- Task directions
Locate every line that holds the string "ventilation" and copy it.

— start —

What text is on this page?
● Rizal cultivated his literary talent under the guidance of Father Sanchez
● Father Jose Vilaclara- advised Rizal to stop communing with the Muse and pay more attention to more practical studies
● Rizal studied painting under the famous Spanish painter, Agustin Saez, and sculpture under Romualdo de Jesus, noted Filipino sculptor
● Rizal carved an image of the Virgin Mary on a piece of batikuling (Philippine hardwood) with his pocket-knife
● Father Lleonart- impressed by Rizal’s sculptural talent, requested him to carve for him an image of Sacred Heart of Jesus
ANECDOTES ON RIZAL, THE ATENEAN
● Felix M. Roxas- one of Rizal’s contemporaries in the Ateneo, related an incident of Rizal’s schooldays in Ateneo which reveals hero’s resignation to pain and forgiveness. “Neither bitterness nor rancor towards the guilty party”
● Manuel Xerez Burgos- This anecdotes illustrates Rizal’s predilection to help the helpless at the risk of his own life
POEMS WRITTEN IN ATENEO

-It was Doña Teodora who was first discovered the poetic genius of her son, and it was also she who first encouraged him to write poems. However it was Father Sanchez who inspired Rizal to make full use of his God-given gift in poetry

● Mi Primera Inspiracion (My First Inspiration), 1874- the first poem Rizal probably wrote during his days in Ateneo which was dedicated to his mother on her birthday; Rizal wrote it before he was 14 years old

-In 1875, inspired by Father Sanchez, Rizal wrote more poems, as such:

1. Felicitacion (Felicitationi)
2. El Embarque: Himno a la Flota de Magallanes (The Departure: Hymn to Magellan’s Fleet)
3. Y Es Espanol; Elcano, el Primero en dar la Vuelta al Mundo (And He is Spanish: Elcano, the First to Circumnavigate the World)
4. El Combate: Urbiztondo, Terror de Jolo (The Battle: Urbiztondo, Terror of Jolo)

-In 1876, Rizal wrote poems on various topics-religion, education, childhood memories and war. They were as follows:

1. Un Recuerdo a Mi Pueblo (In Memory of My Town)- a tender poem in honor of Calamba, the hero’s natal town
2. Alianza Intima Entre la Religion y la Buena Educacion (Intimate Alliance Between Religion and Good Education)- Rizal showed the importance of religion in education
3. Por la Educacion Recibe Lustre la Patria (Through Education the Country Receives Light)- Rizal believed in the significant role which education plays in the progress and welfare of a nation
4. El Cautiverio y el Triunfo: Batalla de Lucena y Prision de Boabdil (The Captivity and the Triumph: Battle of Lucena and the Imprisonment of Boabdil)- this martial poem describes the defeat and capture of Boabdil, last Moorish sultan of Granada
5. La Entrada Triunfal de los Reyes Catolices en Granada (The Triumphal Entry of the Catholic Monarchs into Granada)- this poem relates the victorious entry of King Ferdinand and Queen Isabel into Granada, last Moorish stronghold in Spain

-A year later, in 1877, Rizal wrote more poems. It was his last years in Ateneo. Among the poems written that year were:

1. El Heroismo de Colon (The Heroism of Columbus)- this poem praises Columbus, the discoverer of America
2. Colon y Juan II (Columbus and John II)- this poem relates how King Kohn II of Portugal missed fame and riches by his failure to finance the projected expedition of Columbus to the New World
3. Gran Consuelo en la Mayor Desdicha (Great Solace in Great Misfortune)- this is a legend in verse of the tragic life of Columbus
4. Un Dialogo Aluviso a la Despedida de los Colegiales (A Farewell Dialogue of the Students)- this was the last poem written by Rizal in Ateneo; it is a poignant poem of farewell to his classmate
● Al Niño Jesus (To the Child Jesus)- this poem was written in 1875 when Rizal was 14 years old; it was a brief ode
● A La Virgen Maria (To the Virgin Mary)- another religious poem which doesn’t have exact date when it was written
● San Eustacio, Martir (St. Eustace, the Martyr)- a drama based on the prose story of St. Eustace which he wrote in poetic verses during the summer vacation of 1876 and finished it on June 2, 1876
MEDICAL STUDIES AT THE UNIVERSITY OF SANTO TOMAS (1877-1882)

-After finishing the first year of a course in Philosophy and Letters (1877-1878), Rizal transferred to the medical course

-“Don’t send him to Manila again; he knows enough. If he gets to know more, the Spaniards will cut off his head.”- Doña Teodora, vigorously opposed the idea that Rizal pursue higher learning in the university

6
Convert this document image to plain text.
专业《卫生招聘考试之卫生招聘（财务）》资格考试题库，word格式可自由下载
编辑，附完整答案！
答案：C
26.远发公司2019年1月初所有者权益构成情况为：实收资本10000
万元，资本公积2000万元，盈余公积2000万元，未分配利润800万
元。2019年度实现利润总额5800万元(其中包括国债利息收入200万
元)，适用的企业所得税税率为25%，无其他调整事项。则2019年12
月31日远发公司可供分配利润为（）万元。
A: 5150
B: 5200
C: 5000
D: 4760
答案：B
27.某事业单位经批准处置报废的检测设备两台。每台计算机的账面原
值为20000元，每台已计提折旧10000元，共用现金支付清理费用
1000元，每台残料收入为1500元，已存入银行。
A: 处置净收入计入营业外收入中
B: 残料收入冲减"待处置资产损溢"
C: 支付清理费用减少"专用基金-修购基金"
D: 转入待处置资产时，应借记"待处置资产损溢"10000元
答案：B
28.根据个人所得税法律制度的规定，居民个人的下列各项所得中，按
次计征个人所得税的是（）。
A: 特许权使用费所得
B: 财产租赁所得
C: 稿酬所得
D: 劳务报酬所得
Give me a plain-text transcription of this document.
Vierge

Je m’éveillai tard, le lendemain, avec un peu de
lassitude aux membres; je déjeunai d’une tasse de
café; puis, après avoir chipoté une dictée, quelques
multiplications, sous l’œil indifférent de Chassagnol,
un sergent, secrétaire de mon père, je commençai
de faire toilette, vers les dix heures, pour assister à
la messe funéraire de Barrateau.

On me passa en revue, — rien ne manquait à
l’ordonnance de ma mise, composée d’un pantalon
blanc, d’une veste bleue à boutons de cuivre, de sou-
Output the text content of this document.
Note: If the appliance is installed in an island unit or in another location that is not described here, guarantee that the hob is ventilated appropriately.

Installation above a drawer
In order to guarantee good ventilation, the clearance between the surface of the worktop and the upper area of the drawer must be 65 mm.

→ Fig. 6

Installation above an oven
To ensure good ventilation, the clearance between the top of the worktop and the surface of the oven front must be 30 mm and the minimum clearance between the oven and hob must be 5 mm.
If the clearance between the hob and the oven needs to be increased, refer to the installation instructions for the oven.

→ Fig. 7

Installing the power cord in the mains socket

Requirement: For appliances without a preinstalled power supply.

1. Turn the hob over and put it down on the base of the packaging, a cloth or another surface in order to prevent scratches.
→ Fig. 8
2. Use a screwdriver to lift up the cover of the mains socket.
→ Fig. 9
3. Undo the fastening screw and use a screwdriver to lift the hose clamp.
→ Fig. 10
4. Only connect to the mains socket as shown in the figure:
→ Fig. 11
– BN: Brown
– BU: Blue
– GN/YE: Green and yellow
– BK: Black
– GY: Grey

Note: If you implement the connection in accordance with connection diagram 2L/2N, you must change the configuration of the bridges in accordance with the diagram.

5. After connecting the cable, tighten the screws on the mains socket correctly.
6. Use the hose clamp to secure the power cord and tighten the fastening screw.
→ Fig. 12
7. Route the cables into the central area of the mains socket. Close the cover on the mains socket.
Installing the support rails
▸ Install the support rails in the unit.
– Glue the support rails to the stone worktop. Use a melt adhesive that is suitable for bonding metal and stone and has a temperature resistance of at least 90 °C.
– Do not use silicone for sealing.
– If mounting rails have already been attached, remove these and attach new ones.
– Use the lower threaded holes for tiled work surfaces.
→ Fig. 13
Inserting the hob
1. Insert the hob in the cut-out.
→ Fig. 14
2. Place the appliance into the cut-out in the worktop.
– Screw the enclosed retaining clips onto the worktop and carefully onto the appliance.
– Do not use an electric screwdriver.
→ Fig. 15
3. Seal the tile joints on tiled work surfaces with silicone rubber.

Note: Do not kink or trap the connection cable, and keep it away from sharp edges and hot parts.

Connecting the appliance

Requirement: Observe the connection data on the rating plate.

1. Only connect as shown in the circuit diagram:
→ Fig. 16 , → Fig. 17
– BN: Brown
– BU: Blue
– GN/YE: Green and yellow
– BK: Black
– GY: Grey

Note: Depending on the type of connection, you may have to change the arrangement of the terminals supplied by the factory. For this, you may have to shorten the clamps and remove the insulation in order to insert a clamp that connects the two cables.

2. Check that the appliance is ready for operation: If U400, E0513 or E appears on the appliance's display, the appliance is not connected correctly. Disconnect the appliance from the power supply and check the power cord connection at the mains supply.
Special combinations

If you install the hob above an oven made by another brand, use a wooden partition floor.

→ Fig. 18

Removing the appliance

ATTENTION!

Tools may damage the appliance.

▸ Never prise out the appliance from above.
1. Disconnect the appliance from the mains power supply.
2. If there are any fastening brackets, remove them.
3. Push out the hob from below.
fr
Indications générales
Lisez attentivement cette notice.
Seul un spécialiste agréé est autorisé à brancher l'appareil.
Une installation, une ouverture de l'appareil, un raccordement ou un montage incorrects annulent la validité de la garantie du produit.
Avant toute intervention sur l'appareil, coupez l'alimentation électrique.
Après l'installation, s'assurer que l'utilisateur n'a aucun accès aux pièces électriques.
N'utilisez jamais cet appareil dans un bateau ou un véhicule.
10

— end —

- Answer in full
In order to guarantee good ventilation, the clearance between the surface of the worktop and the upper area of the drawer must be 65 mm.
To ensure good ventilation, the clearance between the top of the worktop and the surface of the oven front must be 30 mm and the minimum clearance between the oven and hob must be 5 mm.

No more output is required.